### GIVEN REQUEST
In this exercise, reproduce all the entries that follow exactly.

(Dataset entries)
┄┄┄┄┄┄┄┄┄┄┄┄┄┄┄┄┄┄┄┄

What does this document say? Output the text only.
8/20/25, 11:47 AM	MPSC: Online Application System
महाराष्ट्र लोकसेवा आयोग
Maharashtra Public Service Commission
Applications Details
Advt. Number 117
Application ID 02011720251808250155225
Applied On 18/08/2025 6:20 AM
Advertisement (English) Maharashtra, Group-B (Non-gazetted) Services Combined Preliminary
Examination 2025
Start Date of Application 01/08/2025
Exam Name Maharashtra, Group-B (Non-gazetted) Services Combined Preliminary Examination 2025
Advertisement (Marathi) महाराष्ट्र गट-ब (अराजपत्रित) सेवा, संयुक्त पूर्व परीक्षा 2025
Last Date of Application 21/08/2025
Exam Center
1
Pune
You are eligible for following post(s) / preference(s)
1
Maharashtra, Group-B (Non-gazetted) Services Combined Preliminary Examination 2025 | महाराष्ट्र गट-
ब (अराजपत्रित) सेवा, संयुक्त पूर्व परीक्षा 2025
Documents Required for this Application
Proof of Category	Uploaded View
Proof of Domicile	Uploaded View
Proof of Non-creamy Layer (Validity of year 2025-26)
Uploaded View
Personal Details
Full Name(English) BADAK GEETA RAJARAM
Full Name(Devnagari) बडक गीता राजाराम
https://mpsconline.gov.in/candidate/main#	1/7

┄┄┄┄┄┄┄┄┄┄┄┄┄┄┄┄┄┄┄┄

### RESPONSE
What does this document say? Output the text only.
8/20/25, 11:47 AM	MPSC: Online Application System
महाराष्ट्र लोकसेवा आयोग
Maharashtra Public Service Commission
Applications Details
Advt. Number 117
Application ID 02011720251808250155225
Applied On 18/08/2025 6:20 AM
Advertisement (English) Maharashtra, Group-B (Non-gazetted) Services Combined Preliminary
Examination 2025
Start Date of Application 01/08/2025
Exam Name Maharashtra, Group-B (Non-gazetted) Services Combined Preliminary Examination 2025
Advertisement (Marathi) महाराष्ट्र गट-ब (अराजपत्रित) सेवा, संयुक्त पूर्व परीक्षा 2025
Last Date of Application 21/08/2025
Exam Center
1
Pune
You are eligible for following post(s) / preference(s)
1
Maharashtra, Group-B (Non-gazetted) Services Combined Preliminary Examination 2025 | महाराष्ट्र गट-
ब (अराजपत्रित) सेवा, संयुक्त पूर्व परीक्षा 2025
Documents Required for this Application
Proof of Category	Uploaded View
Proof of Domicile	Uploaded View
Proof of Non-creamy Layer (Validity of year 2025-26)
Uploaded View
Personal Details
Full Name(English) BADAK GEETA RAJARAM
Full Name(Devnagari) बडक गीता राजाराम
https://mpsconline.gov.in/candidate/main#	1/7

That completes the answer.